### SET TASK:
Pictures do not belong in the copy; transcribe everything else in the records exactly.

═══ DATA IN THIS EXERCISE

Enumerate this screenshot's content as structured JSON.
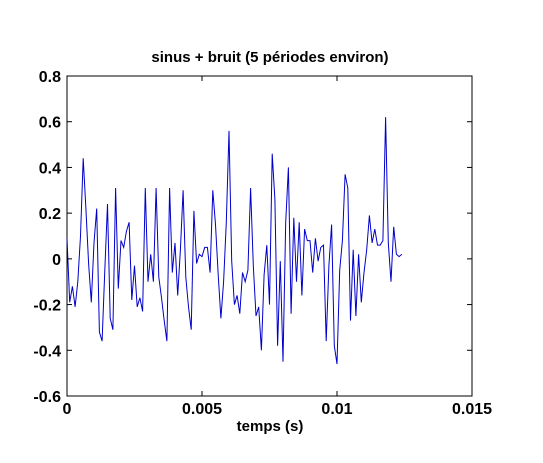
{
  "chart_data": {
    "type": "line",
    "title": "sinus + bruit (5 périodes environ)",
    "xlabel": "temps (s)",
    "ylabel": "",
    "xlim": [
      0,
      0.015
    ],
    "ylim": [
      -0.6,
      0.8
    ],
    "grid": false,
    "x_ticks": [
      0,
      0.005,
      0.01,
      0.015
    ],
    "x_tick_labels": [
      "0",
      "0.005",
      "0.01",
      "0.015"
    ],
    "y_ticks": [
      -0.6,
      -0.4,
      -0.2,
      0,
      0.2,
      0.4,
      0.6,
      0.8
    ],
    "y_tick_labels": [
      "-0.6",
      "-0.4",
      "-0.2",
      "0",
      "0.2",
      "0.4",
      "0.6",
      "0.8"
    ],
    "series": [
      {
        "color": "#0000cc",
        "x": [
          0,
          0.0001,
          0.0002,
          0.0003,
          0.0004,
          0.0005,
          0.0006,
          0.0007,
          0.0008,
          0.0009,
          0.001,
          0.0011,
          0.0012,
          0.0013,
          0.0014,
          0.0015,
          0.0016,
          0.0017,
          0.0018,
          0.0019,
          0.002,
          0.0021,
          0.0022,
          0.0023,
          0.0024,
          0.0025,
          0.0026,
          0.0027,
          0.0028,
          0.0029,
          0.003,
          0.0031,
          0.0032,
          0.0033,
          0.0034,
          0.0035,
          0.0036,
          0.0037,
          0.0038,
          0.0039,
          0.004,
          0.0041,
          0.0042,
          0.0043,
          0.0044,
          0.0045,
          0.0046,
          0.0047,
          0.0048,
          0.0049,
          0.005,
          0.0051,
          0.0052,
          0.0053,
          0.0054,
          0.0055,
          0.0056,
          0.0057,
          0.0058,
          0.0059,
          0.006,
          0.0061,
          0.0062,
          0.0063,
          0.0064,
          0.0065,
          0.0066,
          0.0067,
          0.0068,
          0.0069,
          0.007,
          0.0071,
          0.0072,
          0.0073,
          0.0074,
          0.0075,
          0.0076,
          0.0077,
          0.0078,
          0.0079,
          0.008,
          0.0081,
          0.0082,
          0.0083,
          0.0084,
          0.0085,
          0.0086,
          0.0087,
          0.0088,
          0.0089,
          0.009,
          0.0091,
          0.0092,
          0.0093,
          0.0094,
          0.0095,
          0.0096,
          0.0097,
          0.0098,
          0.0099,
          0.01,
          0.0101,
          0.0102,
          0.0103,
          0.0104,
          0.0105,
          0.0106,
          0.0107,
          0.0108,
          0.0109,
          0.011,
          0.0111,
          0.0112,
          0.0113,
          0.0114,
          0.0115,
          0.0116,
          0.0117,
          0.0118,
          0.0119,
          0.012,
          0.0121,
          0.0122,
          0.0123,
          0.0124
        ],
        "y": [
          0.09,
          -0.19,
          -0.12,
          -0.21,
          -0.1,
          0.1,
          0.44,
          0.22,
          -0.02,
          -0.19,
          0.07,
          0.22,
          -0.32,
          -0.36,
          -0.05,
          0.24,
          -0.26,
          -0.31,
          0.31,
          -0.13,
          0.08,
          0.05,
          0.12,
          0.16,
          -0.18,
          -0.03,
          -0.21,
          -0.17,
          -0.23,
          0.31,
          -0.1,
          0.02,
          -0.1,
          0.31,
          -0.08,
          -0.17,
          -0.27,
          -0.36,
          0.31,
          -0.06,
          0.07,
          -0.16,
          0.04,
          0.3,
          -0.08,
          -0.21,
          -0.31,
          0.21,
          -0.02,
          0.02,
          0.01,
          0.05,
          0.05,
          -0.06,
          0.3,
          0.15,
          -0.07,
          -0.26,
          -0.1,
          0.16,
          0.56,
          -0.01,
          -0.2,
          -0.16,
          -0.24,
          -0.06,
          -0.1,
          -0.05,
          0.31,
          -0.03,
          -0.25,
          -0.21,
          -0.4,
          -0.07,
          0.06,
          -0.2,
          0.46,
          0.26,
          -0.38,
          -0.01,
          -0.45,
          0.16,
          0.4,
          -0.24,
          0.18,
          -0.1,
          0.16,
          -0.16,
          0.13,
          0.08,
          0.08,
          -0.06,
          0.09,
          -0.01,
          0.05,
          0.06,
          -0.36,
          -0.03,
          0.15,
          -0.38,
          -0.46,
          -0.05,
          0.08,
          0.37,
          0.31,
          -0.27,
          0.04,
          -0.25,
          0.02,
          -0.19,
          -0.06,
          0.04,
          0.19,
          0.07,
          0.13,
          0.06,
          0.06,
          0.08,
          0.62,
          0.07,
          -0.1,
          0.14,
          0.02,
          0.01,
          0.02
        ]
      }
    ]
  }
}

══════

### ANSWER:
Enumerate this screenshot's content as structured JSON.
{
  "chart_data": {
    "type": "line",
    "title": "sinus + bruit (5 périodes environ)",
    "xlabel": "temps (s)",
    "ylabel": "",
    "xlim": [
      0,
      0.015
    ],
    "ylim": [
      -0.6,
      0.8
    ],
    "grid": false,
    "x_ticks": [
      0,
      0.005,
      0.01,
      0.015
    ],
    "x_tick_labels": [
      "0",
      "0.005",
      "0.01",
      "0.015"
    ],
    "y_ticks": [
      -0.6,
      -0.4,
      -0.2,
      0,
      0.2,
      0.4,
      0.6,
      0.8
    ],
    "y_tick_labels": [
      "-0.6",
      "-0.4",
      "-0.2",
      "0",
      "0.2",
      "0.4",
      "0.6",
      "0.8"
    ],
    "series": [
      {
        "color": "#0000cc",
        "x": [
          0,
          0.0001,
          0.0002,
          0.0003,
          0.0004,
          0.0005,
          0.0006,
          0.0007,
          0.0008,
          0.0009,
          0.001,
          0.0011,
          0.0012,
          0.0013,
          0.0014,
          0.0015,
          0.0016,
          0.0017,
          0.0018,
          0.0019,
          0.002,
          0.0021,
          0.0022,
          0.0023,
          0.0024,
          0.0025,
          0.0026,
          0.0027,
          0.0028,
          0.0029,
          0.003,
          0.0031,
          0.0032,
          0.0033,
          0.0034,
          0.0035,
          0.0036,
          0.0037,
          0.0038,
          0.0039,
          0.004,
          0.0041,
          0.0042,
          0.0043,
          0.0044,
          0.0045,
          0.0046,
          0.0047,
          0.0048,
          0.0049,
          0.005,
          0.0051,
          0.0052,
          0.0053,
          0.0054,
          0.0055,
          0.0056,
          0.0057,
          0.0058,
          0.0059,
          0.006,
          0.0061,
          0.0062,
          0.0063,
          0.0064,
          0.0065,
          0.0066,
          0.0067,
          0.0068,
          0.0069,
          0.007,
          0.0071,
          0.0072,
          0.0073,
          0.0074,
          0.0075,
          0.0076,
          0.0077,
          0.0078,
          0.0079,
          0.008,
          0.0081,
          0.0082,
          0.0083,
          0.0084,
          0.0085,
          0.0086,
          0.0087,
          0.0088,
          0.0089,
          0.009,
          0.0091,
          0.0092,
          0.0093,
          0.0094,
          0.0095,
          0.0096,
          0.0097,
          0.0098,
          0.0099,
          0.01,
          0.0101,
          0.0102,
          0.0103,
          0.0104,
          0.0105,
          0.0106,
          0.0107,
          0.0108,
          0.0109,
          0.011,
          0.0111,
          0.0112,
          0.0113,
          0.0114,
          0.0115,
          0.0116,
          0.0117,
          0.0118,
          0.0119,
          0.012,
          0.0121,
          0.0122,
          0.0123,
          0.0124
        ],
        "y": [
          0.09,
          -0.19,
          -0.12,
          -0.21,
          -0.1,
          0.1,
          0.44,
          0.22,
          -0.02,
          -0.19,
          0.07,
          0.22,
          -0.32,
          -0.36,
          -0.05,
          0.24,
          -0.26,
          -0.31,
          0.31,
          -0.13,
          0.08,
          0.05,
          0.12,
          0.16,
          -0.18,
          -0.03,
          -0.21,
          -0.17,
          -0.23,
          0.31,
          -0.1,
          0.02,
          -0.1,
          0.31,
          -0.08,
          -0.17,
          -0.27,
          -0.36,
          0.31,
          -0.06,
          0.07,
          -0.16,
          0.04,
          0.3,
          -0.08,
          -0.21,
          -0.31,
          0.21,
          -0.02,
          0.02,
          0.01,
          0.05,
          0.05,
          -0.06,
          0.3,
          0.15,
          -0.07,
          -0.26,
          -0.1,
          0.16,
          0.56,
          -0.01,
          -0.2,
          -0.16,
          -0.24,
          -0.06,
          -0.1,
          -0.05,
          0.31,
          -0.03,
          -0.25,
          -0.21,
          -0.4,
          -0.07,
          0.06,
          -0.2,
          0.46,
          0.26,
          -0.38,
          -0.01,
          -0.45,
          0.16,
          0.4,
          -0.24,
          0.18,
          -0.1,
          0.16,
          -0.16,
          0.13,
          0.08,
          0.08,
          -0.06,
          0.09,
          -0.01,
          0.05,
          0.06,
          -0.36,
          -0.03,
          0.15,
          -0.38,
          -0.46,
          -0.05,
          0.08,
          0.37,
          0.31,
          -0.27,
          0.04,
          -0.25,
          0.02,
          -0.19,
          -0.06,
          0.04,
          0.19,
          0.07,
          0.13,
          0.06,
          0.06,
          0.08,
          0.62,
          0.07,
          -0.1,
          0.14,
          0.02,
          0.01,
          0.02
        ]
      }
    ]
  }
}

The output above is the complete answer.